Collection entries
##############################

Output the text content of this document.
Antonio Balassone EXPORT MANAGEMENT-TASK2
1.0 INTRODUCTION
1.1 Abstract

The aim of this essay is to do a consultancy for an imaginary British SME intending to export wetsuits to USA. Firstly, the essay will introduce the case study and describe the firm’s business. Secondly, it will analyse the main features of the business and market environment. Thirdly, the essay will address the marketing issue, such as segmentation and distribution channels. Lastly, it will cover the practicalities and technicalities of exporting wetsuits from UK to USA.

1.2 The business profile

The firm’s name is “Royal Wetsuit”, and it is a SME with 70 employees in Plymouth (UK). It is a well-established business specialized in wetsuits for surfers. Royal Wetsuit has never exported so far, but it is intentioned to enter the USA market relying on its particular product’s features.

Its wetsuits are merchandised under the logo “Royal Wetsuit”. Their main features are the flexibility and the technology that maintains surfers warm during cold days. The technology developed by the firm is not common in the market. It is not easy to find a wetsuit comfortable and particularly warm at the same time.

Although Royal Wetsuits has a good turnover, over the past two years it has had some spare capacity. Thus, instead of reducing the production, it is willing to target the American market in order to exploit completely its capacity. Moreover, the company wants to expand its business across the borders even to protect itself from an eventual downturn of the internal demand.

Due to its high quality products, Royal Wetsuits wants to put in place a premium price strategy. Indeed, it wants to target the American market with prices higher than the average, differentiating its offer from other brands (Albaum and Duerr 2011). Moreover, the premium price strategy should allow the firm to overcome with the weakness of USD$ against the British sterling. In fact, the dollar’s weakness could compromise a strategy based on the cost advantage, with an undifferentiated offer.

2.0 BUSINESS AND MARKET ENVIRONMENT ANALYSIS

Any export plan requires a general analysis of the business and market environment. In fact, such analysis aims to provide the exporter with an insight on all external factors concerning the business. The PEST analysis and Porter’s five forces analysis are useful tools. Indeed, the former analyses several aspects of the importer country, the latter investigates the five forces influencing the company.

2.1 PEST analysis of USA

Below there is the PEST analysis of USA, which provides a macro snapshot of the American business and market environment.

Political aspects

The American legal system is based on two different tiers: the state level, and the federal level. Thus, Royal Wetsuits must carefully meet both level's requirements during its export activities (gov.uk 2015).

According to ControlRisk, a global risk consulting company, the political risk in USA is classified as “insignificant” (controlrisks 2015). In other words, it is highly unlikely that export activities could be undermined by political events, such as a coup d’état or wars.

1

##############################

#### [What is being asked]
Copy out each line in the listing that has the word "such".

#### [Solution to the exercise]
The aim of this essay is to do a consultancy for an imaginary British SME intending to export wetsuits to USA. Firstly, the essay will introduce the case study and describe the firm’s business. Secondly, it will analyse the main features of the business and market environment. Thirdly, the essay will address the marketing issue, such as segmentation and distribution channels. Lastly, it will cover the practicalities and technicalities of exporting wetsuits from UK to USA.
Any export plan requires a general analysis of the business and market environment. In fact, such analysis aims to provide the exporter with an insight on all external factors concerning the business. The PEST analysis and Porter’s five forces analysis are useful tools. Indeed, the former analyses several aspects of the importer country, the latter investigates the five forces influencing the company.
According to ControlRisk, a global risk consulting company, the political risk in USA is classified as “insignificant” (controlrisks 2015). In other words, it is highly unlikely that export activities could be undermined by political events, such as a coup d’état or wars.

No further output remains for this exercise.